Brief: Return a copy of every line in the records that includes the word "sandwiches".

[Data supplied start]

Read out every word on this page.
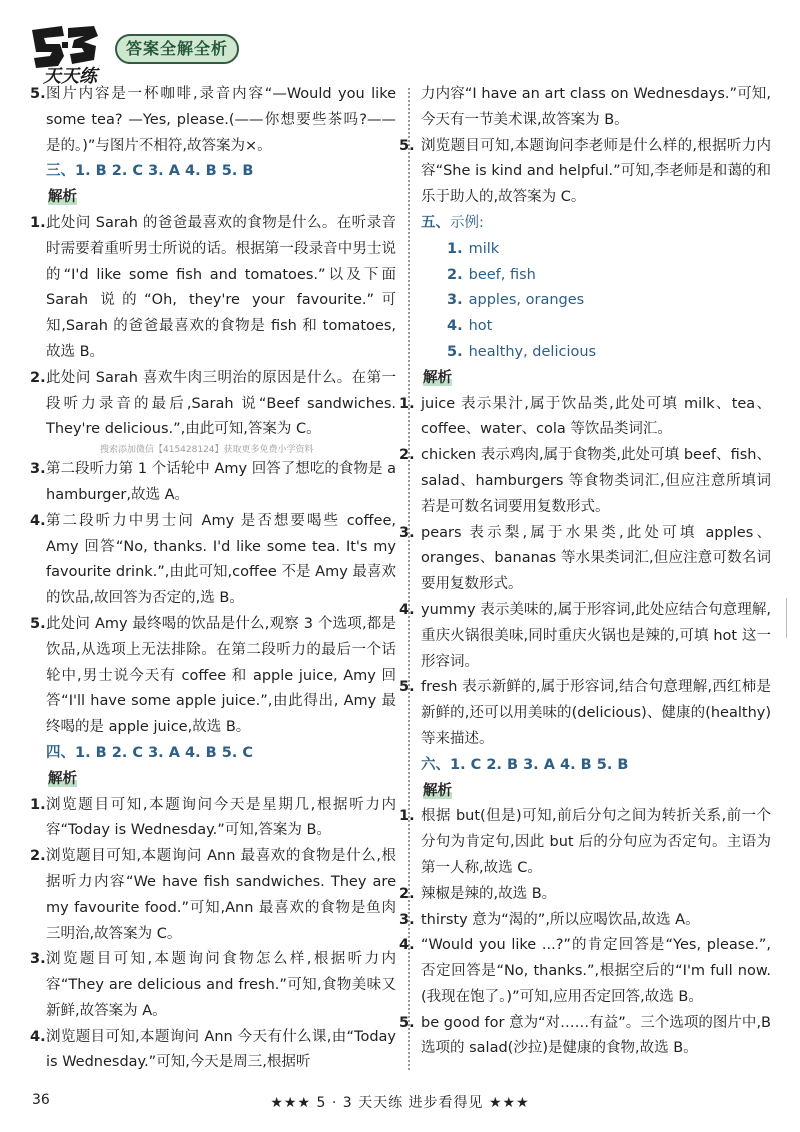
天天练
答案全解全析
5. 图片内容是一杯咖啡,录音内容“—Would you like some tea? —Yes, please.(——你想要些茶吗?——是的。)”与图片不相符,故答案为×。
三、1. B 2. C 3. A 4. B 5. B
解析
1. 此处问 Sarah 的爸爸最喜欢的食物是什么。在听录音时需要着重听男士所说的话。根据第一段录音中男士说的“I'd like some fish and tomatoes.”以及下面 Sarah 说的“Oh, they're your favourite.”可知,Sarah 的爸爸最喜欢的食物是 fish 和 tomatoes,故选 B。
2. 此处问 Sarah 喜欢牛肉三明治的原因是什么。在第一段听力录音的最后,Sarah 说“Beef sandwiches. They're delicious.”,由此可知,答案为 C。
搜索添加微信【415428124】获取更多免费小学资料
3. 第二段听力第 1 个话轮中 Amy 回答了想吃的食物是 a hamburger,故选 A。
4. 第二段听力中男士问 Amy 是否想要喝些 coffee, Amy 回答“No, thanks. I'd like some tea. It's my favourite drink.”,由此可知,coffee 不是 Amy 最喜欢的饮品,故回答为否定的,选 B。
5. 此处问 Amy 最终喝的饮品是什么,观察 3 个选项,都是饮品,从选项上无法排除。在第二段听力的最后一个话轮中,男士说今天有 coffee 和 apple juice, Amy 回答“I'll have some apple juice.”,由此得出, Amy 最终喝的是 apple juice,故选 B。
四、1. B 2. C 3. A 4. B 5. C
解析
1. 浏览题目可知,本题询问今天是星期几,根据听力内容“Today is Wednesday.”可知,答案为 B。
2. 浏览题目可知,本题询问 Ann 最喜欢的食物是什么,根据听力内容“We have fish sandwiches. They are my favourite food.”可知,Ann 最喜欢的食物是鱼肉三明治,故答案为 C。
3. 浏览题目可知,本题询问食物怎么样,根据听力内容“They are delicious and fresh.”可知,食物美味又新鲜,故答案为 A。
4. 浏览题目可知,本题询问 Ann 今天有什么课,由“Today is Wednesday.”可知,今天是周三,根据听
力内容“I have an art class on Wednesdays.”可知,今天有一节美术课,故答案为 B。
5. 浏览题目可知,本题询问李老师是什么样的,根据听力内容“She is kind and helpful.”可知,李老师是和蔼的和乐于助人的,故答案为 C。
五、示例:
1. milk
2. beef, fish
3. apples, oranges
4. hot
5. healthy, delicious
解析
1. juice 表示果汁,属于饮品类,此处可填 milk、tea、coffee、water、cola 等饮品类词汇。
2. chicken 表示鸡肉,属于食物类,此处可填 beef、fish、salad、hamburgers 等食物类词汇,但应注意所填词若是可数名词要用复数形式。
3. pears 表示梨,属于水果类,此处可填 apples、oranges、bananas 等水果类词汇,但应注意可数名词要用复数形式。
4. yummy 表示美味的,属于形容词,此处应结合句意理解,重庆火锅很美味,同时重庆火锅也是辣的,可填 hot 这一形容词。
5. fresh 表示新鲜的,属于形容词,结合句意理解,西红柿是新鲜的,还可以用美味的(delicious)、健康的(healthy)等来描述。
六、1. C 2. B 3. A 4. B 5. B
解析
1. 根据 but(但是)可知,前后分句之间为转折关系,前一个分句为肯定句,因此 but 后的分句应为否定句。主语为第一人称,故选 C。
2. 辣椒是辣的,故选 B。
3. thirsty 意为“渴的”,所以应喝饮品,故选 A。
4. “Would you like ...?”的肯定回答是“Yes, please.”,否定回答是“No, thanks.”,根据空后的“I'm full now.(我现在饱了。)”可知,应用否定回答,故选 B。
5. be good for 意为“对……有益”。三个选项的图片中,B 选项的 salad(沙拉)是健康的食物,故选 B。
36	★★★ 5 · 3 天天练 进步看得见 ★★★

[Data supplied end]

Written solution:
2. 此处问 Sarah 喜欢牛肉三明治的原因是什么。在第一段听力录音的最后,Sarah 说“Beef sandwiches. They're delicious.”,由此可知,答案为 C。
2. 浏览题目可知,本题询问 Ann 最喜欢的食物是什么,根据听力内容“We have fish sandwiches. They are my favourite food.”可知,Ann 最喜欢的食物是鱼肉三明治,故答案为 C。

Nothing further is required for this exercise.